• _PROBLEM DETAILS_: All entries below need to be written out exactly, but without their pictures.

◇ ◇ ◇ ◇

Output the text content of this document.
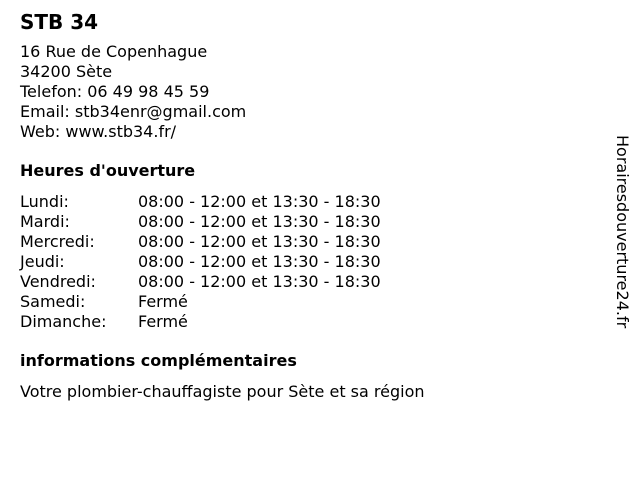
STB 34
16 Rue de Copenhague
34200 Sète
Telefon: 06 49 98 45 59
Email: stb34enr@gmail.com
Web: www.stb34.fr/
Heures d'ouverture
Lundi:	08:00 - 12:00 et 13:30 - 18:30
Mardi:	08:00 - 12:00 et 13:30 - 18:30
Mercredi:	08:00 - 12:00 et 13:30 - 18:30
Jeudi:	08:00 - 12:00 et 13:30 - 18:30
Vendredi:	08:00 - 12:00 et 13:30 - 18:30
Samedi:	Fermé
Dimanche:	Fermé
informations complémentaires
Votre plombier-chauffagiste pour Sète et sa région
Horairesdouverture24.fr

◇ ◇ ◇ ◇

• _FINAL RESULT_:
Output the text content of this document.
STB 34
16 Rue de Copenhague
34200 Sète
Telefon: 06 49 98 45 59
Email: stb34enr@gmail.com
Web: www.stb34.fr/
Heures d'ouverture
Lundi:	08:00 - 12:00 et 13:30 - 18:30
Mardi:	08:00 - 12:00 et 13:30 - 18:30
Mercredi:	08:00 - 12:00 et 13:30 - 18:30
Jeudi:	08:00 - 12:00 et 13:30 - 18:30
Vendredi:	08:00 - 12:00 et 13:30 - 18:30
Samedi:	Fermé
Dimanche:	Fermé
informations complémentaires
Votre plombier-chauffagiste pour Sète et sa région
Horairesdouverture24.fr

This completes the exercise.